/---
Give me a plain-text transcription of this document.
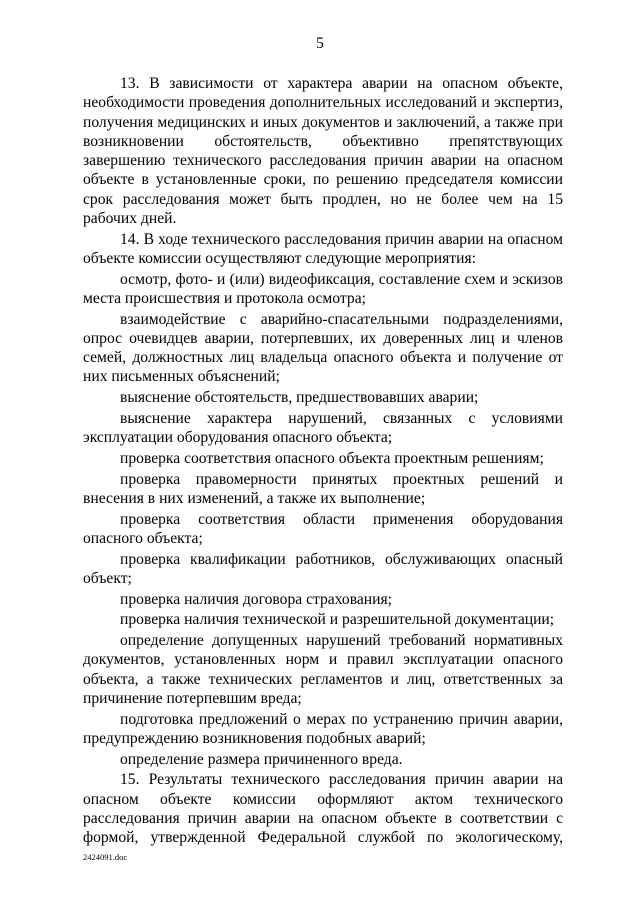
5

13. В зависимости от характера аварии на опасном объекте, необходимости проведения дополнительных исследований и экспертиз, получения медицинских и иных документов и заключений, а также при возникновении обстоятельств, объективно препятствующих завершению технического расследования причин аварии на опасном объекте в установленные сроки, по решению председателя комиссии срок расследования может быть продлен, но не более чем на 15 рабочих дней.

14. В ходе технического расследования причин аварии на опасном объекте комиссии осуществляют следующие мероприятия:

осмотр, фото- и (или) видеофиксация, составление схем и эскизов места происшествия и протокола осмотра;

взаимодействие с аварийно-спасательными подразделениями, опрос очевидцев аварии, потерпевших, их доверенных лиц и членов семей, должностных лиц владельца опасного объекта и получение от них письменных объяснений;

выяснение обстоятельств, предшествовавших аварии;

выяснение характера нарушений, связанных с условиями эксплуатации оборудования опасного объекта;

проверка соответствия опасного объекта проектным решениям;

проверка правомерности принятых проектных решений и внесения в них изменений, а также их выполнение;

проверка соответствия области применения оборудования опасного объекта;

проверка квалификации работников, обслуживающих опасный объект;

проверка наличия договора страхования;

проверка наличия технической и разрешительной документации;

определение допущенных нарушений требований нормативных документов, установленных норм и правил эксплуатации опасного объекта, а также технических регламентов и лиц, ответственных за причинение потерпевшим вреда;

подготовка предложений о мерах по устранению причин аварии, предупреждению возникновения подобных аварий;

определение размера причиненного вреда.

15. Результаты технического расследования причин аварии на опасном объекте комиссии оформляют актом технического расследования причин аварии на опасном объекте в соответствии с формой, утвержденной Федеральной службой по экологическому,

2424091.doc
\---
Aim:
Pull out every line of the records that includes the string "опасном".

Reply:
13. В зависимости от характера аварии на опасном объекте, необходимости проведения дополнительных исследований и экспертиз, получения медицинских и иных документов и заключений, а также при возникновении обстоятельств, объективно препятствующих завершению технического расследования причин аварии на опасном объекте в установленные сроки, по решению председателя комиссии срок расследования может быть продлен, но не более чем на 15 рабочих дней.
14. В ходе технического расследования причин аварии на опасном объекте комиссии осуществляют следующие мероприятия:
15. Результаты технического расследования причин аварии на опасном объекте комиссии оформляют актом технического расследования причин аварии на опасном объекте в соответствии с формой, утвержденной Федеральной службой по экологическому,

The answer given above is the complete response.